• WHAT YOU SHOULD DO: How many lines of the records hold the string "Producción"? Reply with the number alone.

• PROVIDED DATA:
━━━

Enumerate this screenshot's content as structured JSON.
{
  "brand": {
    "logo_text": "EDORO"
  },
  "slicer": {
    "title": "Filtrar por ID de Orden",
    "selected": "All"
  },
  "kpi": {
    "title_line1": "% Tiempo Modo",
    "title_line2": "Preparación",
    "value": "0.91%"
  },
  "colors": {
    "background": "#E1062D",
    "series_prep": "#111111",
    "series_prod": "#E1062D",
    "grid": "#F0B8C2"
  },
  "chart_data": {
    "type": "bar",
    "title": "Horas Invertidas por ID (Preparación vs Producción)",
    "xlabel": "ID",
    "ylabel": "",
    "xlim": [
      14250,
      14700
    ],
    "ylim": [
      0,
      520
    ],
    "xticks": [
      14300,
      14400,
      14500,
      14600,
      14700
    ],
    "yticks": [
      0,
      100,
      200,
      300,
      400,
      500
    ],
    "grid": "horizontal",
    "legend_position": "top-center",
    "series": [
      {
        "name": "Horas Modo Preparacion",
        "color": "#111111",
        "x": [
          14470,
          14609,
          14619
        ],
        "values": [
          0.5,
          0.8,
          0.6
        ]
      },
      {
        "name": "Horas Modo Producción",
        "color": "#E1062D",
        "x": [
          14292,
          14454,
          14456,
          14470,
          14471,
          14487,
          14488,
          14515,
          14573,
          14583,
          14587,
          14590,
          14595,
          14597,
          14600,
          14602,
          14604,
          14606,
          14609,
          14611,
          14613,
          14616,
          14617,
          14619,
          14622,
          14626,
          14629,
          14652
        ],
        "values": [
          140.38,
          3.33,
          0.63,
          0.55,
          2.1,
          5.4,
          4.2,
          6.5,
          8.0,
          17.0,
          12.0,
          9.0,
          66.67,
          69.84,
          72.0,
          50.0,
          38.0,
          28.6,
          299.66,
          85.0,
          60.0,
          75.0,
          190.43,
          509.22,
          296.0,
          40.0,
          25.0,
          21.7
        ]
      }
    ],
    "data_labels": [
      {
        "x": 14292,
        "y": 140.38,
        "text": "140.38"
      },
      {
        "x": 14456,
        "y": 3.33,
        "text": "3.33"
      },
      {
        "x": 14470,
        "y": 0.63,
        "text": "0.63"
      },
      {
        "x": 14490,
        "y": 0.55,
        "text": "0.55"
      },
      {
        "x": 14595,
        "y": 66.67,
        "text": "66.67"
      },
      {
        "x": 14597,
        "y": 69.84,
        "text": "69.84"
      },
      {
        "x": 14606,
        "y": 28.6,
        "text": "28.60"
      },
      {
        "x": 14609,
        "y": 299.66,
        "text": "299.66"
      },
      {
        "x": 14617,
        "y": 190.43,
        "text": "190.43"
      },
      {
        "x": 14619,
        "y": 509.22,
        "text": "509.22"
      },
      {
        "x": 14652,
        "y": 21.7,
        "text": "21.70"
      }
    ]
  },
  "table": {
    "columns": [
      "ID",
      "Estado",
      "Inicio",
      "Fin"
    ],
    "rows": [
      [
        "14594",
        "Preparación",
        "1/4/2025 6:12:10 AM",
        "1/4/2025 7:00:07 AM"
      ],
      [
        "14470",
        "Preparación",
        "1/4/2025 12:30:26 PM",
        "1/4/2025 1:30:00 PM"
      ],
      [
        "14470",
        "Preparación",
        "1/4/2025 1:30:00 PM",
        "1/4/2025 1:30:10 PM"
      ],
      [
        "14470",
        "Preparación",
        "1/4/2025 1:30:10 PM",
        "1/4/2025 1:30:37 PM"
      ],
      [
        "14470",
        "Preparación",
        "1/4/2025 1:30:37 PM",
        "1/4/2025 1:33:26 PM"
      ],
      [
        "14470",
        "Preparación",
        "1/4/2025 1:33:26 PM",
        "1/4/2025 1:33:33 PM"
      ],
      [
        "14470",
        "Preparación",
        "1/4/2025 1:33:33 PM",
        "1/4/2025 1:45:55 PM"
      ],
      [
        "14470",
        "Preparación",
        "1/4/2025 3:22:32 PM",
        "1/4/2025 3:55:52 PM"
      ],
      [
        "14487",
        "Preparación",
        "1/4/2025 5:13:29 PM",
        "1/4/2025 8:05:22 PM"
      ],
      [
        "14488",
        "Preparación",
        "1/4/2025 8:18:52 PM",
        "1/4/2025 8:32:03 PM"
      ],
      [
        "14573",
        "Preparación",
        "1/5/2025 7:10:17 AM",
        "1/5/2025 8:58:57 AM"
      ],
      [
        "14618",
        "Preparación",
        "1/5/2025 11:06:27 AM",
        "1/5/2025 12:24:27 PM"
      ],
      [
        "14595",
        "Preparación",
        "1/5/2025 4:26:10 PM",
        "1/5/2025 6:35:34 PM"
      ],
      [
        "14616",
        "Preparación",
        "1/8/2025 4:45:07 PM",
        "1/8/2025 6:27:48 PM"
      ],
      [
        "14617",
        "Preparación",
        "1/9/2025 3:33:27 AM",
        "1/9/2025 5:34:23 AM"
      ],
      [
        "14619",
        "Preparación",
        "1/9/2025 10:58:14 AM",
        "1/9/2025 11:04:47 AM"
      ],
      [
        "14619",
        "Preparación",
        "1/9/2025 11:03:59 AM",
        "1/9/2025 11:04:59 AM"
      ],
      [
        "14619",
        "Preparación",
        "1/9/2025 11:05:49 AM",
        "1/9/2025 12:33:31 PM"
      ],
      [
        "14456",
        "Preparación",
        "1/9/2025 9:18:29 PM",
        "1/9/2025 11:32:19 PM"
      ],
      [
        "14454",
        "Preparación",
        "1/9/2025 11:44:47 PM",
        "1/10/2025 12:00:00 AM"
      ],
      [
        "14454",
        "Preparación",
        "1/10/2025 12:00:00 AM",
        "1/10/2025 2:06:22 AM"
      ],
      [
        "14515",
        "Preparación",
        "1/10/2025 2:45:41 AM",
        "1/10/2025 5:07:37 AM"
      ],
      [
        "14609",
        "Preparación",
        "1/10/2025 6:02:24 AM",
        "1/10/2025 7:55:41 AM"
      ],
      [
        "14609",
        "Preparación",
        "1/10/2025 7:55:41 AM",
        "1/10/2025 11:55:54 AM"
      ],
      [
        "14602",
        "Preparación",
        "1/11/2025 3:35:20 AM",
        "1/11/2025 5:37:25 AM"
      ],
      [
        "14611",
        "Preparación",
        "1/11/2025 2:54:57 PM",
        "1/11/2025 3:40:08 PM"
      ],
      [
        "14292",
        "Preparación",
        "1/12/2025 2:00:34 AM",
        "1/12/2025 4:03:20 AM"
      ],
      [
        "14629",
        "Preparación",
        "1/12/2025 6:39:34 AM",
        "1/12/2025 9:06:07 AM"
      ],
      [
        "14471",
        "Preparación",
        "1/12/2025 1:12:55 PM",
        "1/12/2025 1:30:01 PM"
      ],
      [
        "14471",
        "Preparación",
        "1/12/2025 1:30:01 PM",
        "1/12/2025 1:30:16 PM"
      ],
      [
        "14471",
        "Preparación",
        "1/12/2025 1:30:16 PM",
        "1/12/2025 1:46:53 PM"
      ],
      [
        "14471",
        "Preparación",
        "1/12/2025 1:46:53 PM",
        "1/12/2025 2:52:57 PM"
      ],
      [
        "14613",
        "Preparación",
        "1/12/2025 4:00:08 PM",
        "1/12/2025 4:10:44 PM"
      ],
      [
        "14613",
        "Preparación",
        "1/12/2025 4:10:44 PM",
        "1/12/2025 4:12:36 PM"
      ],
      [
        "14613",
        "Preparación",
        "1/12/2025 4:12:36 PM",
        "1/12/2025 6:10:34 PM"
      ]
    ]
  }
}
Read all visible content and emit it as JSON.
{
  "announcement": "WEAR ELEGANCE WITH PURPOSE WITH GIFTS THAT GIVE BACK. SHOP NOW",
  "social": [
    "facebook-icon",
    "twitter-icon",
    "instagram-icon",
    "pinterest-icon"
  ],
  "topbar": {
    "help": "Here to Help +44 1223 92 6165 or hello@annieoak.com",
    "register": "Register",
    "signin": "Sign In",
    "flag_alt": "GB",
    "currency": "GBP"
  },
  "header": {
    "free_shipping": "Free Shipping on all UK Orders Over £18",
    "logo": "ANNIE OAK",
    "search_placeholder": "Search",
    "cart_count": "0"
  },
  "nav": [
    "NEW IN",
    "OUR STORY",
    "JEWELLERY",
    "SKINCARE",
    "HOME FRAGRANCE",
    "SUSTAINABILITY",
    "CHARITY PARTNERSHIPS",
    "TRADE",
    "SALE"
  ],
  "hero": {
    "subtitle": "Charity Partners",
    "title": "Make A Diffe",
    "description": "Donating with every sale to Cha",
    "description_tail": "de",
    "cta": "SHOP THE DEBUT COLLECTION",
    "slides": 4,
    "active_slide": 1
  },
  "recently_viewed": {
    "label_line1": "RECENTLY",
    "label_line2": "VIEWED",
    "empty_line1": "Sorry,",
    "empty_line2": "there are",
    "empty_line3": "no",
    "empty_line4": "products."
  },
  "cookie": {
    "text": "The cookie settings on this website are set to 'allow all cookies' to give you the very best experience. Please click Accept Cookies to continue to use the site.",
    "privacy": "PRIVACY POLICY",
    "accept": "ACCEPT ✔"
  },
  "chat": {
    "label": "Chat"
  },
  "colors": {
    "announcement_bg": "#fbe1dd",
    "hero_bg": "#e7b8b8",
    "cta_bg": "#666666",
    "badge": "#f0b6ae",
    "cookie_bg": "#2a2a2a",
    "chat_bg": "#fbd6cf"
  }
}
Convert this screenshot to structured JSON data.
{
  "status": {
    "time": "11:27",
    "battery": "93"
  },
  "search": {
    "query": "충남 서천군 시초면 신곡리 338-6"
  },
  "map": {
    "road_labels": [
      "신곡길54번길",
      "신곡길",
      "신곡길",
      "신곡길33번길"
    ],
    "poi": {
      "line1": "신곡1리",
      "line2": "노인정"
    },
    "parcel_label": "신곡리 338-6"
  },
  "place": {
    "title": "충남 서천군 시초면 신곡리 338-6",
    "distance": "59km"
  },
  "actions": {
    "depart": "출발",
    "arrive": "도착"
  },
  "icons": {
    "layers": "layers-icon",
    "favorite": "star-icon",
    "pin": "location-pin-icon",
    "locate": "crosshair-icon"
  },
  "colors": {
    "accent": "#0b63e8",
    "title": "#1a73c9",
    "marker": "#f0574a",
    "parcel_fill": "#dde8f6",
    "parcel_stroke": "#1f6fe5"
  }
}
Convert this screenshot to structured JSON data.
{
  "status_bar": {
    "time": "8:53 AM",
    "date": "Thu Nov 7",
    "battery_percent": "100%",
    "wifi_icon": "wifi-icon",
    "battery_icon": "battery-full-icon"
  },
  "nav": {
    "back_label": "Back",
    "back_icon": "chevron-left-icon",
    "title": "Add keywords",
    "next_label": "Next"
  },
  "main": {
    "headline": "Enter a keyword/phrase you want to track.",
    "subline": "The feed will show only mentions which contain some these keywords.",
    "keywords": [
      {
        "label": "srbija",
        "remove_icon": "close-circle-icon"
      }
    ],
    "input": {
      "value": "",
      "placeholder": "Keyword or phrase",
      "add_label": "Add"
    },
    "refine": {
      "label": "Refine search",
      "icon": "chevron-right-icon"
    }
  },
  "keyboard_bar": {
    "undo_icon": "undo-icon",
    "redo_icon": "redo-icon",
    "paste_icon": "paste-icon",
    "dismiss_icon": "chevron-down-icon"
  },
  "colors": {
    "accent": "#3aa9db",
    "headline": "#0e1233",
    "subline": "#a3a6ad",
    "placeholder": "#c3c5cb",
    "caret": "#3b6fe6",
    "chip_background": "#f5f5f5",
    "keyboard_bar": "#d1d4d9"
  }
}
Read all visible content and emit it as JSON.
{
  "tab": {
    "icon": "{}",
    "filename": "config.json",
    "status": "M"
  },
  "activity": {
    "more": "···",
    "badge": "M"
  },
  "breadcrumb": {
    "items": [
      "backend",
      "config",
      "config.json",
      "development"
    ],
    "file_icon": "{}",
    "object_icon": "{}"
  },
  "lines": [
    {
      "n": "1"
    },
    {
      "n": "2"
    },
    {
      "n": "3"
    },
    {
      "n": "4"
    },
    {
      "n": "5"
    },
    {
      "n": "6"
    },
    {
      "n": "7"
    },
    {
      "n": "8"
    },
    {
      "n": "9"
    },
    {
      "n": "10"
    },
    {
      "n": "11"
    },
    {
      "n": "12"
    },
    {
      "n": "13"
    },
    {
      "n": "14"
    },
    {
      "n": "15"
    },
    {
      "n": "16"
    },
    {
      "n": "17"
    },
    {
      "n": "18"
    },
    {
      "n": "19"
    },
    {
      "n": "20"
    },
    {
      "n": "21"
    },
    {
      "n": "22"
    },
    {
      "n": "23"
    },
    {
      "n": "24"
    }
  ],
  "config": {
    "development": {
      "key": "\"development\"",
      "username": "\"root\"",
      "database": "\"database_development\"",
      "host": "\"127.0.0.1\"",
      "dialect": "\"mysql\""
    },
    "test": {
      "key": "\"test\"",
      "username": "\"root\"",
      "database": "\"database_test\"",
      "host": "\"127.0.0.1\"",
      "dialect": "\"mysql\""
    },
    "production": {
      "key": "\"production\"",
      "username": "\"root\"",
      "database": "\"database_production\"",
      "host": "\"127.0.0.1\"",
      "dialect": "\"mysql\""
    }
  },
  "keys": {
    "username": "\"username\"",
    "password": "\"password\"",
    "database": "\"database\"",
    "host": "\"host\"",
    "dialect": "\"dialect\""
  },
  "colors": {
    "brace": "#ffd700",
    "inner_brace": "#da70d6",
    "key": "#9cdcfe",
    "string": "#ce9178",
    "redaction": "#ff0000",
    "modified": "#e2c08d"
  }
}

━━━

• OUTPUT FOR THIS TASK: 2